### Problem to solve
Review the material line by line. Identify and copy every line that contains the string "page".

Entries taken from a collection

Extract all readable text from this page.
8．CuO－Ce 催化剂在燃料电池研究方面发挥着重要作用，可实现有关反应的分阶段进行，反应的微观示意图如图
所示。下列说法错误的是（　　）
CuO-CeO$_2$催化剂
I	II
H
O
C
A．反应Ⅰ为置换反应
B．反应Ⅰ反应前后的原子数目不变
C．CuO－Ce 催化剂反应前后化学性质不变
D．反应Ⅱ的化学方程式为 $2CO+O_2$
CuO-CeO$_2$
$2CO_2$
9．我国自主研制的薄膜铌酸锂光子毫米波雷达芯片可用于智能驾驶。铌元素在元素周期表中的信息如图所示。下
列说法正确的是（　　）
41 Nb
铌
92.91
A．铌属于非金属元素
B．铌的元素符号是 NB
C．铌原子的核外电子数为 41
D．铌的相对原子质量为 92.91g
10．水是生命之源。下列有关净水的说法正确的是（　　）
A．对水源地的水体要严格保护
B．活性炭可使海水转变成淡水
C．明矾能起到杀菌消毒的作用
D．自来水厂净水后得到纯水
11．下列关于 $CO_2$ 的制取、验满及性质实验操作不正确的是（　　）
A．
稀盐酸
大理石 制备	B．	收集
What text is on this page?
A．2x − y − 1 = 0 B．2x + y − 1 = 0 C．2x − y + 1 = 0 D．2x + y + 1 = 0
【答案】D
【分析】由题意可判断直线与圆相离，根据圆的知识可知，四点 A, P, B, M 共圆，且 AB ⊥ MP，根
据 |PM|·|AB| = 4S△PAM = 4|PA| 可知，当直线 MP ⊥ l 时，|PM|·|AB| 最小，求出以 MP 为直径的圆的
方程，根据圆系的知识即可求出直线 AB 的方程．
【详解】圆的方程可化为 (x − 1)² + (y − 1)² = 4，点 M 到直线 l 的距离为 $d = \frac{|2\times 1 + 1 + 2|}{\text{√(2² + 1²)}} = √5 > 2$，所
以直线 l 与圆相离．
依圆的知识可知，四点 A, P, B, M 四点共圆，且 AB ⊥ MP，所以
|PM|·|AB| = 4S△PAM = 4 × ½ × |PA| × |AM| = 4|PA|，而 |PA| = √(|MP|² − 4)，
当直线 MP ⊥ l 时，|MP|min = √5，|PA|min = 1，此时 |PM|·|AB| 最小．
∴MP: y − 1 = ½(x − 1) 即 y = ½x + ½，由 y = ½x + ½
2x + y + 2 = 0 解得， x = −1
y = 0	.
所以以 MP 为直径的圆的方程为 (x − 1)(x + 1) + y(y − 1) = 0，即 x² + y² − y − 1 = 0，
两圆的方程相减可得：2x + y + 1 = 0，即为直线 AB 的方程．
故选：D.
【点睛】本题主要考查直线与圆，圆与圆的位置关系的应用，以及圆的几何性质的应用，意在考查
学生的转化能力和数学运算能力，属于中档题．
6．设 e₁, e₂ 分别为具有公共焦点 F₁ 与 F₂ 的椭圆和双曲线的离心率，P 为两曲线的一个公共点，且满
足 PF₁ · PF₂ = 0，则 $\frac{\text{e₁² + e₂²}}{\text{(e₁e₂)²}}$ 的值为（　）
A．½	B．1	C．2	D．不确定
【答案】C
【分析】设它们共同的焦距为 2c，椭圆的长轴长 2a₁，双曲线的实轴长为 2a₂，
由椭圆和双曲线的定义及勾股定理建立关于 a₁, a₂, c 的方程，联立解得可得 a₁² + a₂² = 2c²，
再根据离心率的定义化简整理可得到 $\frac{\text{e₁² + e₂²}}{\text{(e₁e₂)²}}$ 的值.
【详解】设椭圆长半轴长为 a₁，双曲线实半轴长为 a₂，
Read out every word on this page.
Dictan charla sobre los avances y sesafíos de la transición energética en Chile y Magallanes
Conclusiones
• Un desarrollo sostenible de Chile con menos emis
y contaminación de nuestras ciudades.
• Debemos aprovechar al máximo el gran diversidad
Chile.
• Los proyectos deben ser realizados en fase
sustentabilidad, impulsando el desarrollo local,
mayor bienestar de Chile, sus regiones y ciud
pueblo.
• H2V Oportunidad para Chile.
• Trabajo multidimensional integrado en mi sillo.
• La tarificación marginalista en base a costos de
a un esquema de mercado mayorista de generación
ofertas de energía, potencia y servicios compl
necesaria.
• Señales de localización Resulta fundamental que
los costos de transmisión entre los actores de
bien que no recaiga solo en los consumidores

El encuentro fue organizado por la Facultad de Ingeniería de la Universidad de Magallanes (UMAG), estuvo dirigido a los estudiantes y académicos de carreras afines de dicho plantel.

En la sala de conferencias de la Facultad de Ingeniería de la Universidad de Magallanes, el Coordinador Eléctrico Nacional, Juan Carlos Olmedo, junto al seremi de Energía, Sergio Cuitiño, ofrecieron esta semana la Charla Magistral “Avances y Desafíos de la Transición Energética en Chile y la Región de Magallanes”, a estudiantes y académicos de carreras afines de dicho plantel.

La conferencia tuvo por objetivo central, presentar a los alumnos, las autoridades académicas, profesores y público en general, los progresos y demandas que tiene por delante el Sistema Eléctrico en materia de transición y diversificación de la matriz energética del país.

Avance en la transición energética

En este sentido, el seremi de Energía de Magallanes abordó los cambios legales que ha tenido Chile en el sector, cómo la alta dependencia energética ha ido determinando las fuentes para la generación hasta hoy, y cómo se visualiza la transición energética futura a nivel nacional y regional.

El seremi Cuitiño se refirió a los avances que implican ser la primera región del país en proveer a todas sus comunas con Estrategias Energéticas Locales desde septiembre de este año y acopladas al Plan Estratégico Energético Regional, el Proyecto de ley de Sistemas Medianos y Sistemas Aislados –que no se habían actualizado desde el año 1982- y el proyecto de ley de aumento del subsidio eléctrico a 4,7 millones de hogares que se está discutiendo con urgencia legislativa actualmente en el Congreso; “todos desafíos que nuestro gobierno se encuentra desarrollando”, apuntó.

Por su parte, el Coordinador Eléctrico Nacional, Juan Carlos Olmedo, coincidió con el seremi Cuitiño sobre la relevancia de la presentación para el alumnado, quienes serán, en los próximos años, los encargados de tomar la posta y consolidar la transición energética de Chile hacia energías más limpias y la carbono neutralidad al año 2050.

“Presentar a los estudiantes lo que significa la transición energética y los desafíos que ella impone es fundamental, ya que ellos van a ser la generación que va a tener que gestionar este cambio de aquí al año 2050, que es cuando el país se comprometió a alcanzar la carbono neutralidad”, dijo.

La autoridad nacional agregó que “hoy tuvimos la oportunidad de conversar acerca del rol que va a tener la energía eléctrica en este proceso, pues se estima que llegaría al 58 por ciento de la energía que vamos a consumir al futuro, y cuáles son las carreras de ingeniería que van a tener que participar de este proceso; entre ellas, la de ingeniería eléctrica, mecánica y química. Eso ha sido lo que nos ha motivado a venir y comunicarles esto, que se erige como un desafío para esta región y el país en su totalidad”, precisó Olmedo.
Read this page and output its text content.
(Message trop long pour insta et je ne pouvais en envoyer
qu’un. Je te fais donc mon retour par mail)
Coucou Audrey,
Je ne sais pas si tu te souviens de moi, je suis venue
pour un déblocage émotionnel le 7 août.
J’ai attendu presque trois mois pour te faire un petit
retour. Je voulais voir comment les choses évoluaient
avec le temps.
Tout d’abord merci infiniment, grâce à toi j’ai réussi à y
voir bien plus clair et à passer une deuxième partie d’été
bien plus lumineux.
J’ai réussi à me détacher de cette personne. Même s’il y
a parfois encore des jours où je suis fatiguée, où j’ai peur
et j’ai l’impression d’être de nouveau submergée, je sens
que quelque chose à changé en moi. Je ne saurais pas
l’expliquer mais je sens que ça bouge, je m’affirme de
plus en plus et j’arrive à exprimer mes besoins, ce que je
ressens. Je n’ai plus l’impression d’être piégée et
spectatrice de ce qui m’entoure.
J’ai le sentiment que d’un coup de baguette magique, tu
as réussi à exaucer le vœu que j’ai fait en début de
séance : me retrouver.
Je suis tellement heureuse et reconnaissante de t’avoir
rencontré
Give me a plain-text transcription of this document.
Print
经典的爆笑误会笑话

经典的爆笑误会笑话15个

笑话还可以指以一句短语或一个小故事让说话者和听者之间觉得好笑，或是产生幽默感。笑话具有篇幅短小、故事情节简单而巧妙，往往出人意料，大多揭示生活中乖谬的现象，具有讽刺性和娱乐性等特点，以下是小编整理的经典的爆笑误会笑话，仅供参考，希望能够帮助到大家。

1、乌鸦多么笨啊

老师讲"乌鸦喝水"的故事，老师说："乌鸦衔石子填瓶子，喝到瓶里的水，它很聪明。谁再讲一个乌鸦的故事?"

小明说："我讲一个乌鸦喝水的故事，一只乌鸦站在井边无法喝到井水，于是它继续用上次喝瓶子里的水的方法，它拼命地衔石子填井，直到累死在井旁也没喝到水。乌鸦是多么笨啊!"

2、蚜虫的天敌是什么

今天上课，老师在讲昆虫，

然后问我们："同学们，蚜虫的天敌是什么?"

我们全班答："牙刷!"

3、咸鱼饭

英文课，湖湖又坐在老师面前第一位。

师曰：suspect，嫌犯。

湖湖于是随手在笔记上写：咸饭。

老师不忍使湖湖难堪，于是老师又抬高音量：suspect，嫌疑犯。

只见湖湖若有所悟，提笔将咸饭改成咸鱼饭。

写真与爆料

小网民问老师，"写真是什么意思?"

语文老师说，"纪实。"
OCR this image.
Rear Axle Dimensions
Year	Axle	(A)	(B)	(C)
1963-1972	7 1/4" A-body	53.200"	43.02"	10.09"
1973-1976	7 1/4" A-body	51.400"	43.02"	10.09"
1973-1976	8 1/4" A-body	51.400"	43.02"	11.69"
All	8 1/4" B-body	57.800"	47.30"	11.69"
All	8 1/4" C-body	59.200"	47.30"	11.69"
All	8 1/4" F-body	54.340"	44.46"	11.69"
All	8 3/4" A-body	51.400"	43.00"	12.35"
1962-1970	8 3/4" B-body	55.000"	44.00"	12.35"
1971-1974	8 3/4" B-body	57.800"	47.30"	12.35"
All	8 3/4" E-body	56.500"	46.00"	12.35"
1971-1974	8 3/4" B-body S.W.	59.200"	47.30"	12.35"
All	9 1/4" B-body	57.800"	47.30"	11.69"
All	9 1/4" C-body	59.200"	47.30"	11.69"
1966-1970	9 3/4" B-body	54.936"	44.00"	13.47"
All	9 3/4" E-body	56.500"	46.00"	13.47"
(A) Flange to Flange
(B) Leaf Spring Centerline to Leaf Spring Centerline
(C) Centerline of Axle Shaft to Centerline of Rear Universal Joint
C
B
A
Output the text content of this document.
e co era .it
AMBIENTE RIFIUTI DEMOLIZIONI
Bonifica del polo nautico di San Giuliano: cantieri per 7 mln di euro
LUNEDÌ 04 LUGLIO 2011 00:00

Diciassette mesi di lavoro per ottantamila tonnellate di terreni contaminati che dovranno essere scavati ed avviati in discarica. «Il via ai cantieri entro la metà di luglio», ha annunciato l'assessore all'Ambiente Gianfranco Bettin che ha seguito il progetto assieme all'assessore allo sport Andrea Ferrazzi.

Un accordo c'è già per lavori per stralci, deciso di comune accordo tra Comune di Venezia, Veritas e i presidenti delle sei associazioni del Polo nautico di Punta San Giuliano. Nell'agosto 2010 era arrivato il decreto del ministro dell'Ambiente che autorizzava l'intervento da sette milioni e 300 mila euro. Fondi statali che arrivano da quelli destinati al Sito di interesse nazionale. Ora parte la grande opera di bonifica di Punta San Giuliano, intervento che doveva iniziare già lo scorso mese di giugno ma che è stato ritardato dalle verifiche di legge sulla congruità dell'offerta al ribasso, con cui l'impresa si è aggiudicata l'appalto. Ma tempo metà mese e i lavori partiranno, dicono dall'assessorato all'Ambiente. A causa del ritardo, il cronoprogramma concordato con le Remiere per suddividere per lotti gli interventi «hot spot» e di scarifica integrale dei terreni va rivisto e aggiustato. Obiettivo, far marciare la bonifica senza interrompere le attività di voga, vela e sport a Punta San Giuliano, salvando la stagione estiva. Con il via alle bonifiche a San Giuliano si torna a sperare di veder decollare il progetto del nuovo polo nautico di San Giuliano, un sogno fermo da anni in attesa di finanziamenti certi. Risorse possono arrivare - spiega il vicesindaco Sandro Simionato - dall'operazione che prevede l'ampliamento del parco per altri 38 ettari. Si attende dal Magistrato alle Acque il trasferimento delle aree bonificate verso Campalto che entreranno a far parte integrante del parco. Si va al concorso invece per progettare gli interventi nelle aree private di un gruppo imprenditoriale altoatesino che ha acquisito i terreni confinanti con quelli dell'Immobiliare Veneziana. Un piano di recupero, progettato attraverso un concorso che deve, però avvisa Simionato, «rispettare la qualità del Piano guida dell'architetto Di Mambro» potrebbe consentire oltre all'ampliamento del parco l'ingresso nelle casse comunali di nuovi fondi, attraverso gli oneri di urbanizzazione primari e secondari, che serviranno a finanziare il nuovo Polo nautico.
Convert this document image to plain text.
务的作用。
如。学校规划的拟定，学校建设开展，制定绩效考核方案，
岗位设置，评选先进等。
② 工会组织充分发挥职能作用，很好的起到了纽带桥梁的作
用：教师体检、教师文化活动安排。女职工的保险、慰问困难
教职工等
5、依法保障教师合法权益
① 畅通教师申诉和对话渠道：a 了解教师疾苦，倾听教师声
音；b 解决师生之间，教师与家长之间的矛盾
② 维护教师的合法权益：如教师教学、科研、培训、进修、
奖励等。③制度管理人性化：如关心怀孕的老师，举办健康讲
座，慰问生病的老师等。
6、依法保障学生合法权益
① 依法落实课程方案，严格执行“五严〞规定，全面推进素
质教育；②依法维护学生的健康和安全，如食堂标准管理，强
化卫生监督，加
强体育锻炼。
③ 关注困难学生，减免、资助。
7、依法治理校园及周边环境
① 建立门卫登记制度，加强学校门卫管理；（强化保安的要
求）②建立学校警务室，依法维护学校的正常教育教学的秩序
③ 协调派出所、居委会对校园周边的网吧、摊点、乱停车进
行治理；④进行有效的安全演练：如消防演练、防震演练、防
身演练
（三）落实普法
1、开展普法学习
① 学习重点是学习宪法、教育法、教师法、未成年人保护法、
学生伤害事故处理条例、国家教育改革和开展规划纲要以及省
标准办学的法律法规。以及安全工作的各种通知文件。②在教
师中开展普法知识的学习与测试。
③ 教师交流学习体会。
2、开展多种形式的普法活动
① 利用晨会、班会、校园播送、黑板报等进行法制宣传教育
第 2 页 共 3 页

### Answer to this problem
Extract all readable text from this page.
What text is on this page?
Read out every word on this page.
Read this page and output its text content.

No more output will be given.